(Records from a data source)
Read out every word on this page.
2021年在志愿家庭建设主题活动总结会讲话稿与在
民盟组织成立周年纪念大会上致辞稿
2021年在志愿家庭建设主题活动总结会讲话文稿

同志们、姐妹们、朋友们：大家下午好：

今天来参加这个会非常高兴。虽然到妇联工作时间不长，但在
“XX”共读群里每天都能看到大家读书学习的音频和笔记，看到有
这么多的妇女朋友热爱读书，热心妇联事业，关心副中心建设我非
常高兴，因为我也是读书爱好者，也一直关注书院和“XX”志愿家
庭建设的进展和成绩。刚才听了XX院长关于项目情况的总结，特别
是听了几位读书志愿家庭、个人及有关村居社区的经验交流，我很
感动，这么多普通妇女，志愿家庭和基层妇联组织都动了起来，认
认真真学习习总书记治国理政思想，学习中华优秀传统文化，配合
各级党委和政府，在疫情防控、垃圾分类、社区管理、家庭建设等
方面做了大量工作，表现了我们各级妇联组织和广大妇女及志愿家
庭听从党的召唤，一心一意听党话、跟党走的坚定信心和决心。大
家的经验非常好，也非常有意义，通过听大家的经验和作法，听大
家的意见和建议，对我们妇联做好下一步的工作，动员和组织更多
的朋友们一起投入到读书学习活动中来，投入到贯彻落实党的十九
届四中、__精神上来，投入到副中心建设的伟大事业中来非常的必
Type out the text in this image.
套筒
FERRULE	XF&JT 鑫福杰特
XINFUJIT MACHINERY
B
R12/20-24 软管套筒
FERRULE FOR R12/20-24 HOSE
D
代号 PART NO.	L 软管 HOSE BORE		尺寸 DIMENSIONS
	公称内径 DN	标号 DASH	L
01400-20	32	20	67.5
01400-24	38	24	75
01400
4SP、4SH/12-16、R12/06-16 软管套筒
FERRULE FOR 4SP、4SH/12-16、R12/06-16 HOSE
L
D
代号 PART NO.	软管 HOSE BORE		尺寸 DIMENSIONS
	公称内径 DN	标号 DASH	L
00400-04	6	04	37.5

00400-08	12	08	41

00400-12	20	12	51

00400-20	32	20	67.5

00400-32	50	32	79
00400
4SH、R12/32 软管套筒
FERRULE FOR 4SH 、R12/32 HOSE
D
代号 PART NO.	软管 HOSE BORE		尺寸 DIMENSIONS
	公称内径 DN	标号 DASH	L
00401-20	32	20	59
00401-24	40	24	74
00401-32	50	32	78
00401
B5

**Given task:** Locate the word "软管套筒" in the records above, and return each line that has it.

**Solution to this task:**
R12/20-24 软管套筒
4SP、4SH/12-16、R12/06-16 软管套筒
4SH、R12/32 软管套筒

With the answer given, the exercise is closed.